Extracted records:
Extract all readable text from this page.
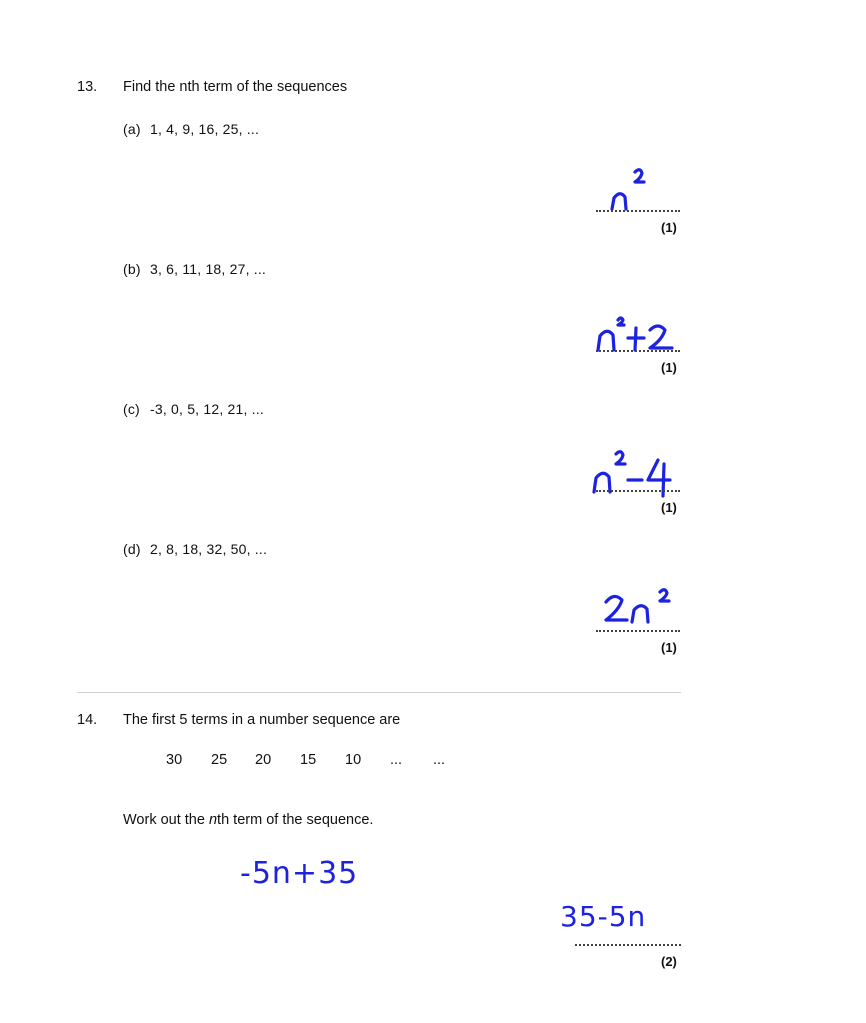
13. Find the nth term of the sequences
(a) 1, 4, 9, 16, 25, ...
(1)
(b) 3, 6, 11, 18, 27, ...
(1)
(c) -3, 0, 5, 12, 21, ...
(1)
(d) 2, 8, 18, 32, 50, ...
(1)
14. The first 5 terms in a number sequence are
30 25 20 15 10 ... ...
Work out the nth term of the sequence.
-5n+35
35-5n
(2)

--

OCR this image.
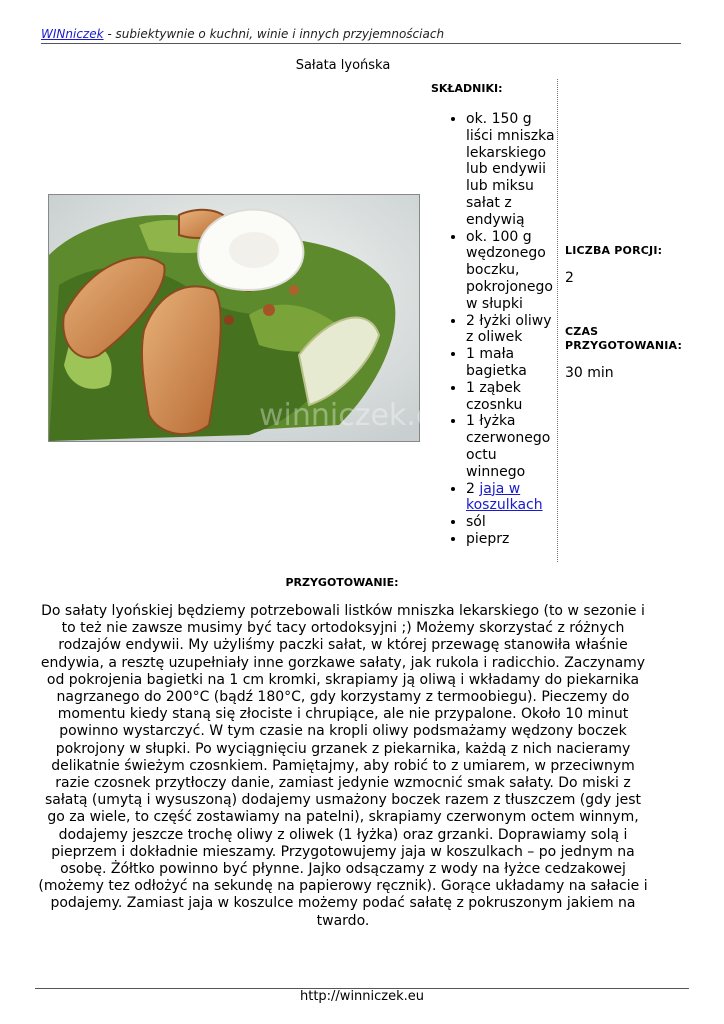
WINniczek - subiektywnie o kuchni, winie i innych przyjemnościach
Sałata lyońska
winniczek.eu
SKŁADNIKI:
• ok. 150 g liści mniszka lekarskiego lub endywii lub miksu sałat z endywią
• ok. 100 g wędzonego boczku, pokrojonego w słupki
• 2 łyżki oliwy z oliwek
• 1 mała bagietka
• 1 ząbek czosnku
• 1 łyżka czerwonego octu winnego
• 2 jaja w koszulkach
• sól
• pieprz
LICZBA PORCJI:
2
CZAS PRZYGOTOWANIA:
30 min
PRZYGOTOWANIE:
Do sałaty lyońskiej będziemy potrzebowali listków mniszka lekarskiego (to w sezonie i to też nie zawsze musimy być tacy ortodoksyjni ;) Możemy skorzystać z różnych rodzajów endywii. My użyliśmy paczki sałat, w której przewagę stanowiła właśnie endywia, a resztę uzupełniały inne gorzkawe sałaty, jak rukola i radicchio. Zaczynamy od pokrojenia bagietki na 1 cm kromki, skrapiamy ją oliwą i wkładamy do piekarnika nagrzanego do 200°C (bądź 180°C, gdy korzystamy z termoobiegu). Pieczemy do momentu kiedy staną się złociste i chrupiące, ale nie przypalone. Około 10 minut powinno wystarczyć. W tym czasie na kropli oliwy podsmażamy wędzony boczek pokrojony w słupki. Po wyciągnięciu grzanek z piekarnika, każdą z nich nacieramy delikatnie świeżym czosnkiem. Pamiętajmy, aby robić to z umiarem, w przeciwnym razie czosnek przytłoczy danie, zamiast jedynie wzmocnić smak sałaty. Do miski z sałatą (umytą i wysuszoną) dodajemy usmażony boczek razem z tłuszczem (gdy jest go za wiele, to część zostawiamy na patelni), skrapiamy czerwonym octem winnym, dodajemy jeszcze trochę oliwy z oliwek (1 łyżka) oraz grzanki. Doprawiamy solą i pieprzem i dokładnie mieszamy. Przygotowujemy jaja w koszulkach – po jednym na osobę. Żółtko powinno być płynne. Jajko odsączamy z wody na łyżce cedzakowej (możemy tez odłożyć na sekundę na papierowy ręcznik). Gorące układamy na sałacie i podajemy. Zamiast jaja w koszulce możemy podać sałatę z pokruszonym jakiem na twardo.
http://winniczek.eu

• _Exercise directions_
Look over the material above and show each line where "this" appears.

• _Response_
Extract all readable text from this page.
OCR this image.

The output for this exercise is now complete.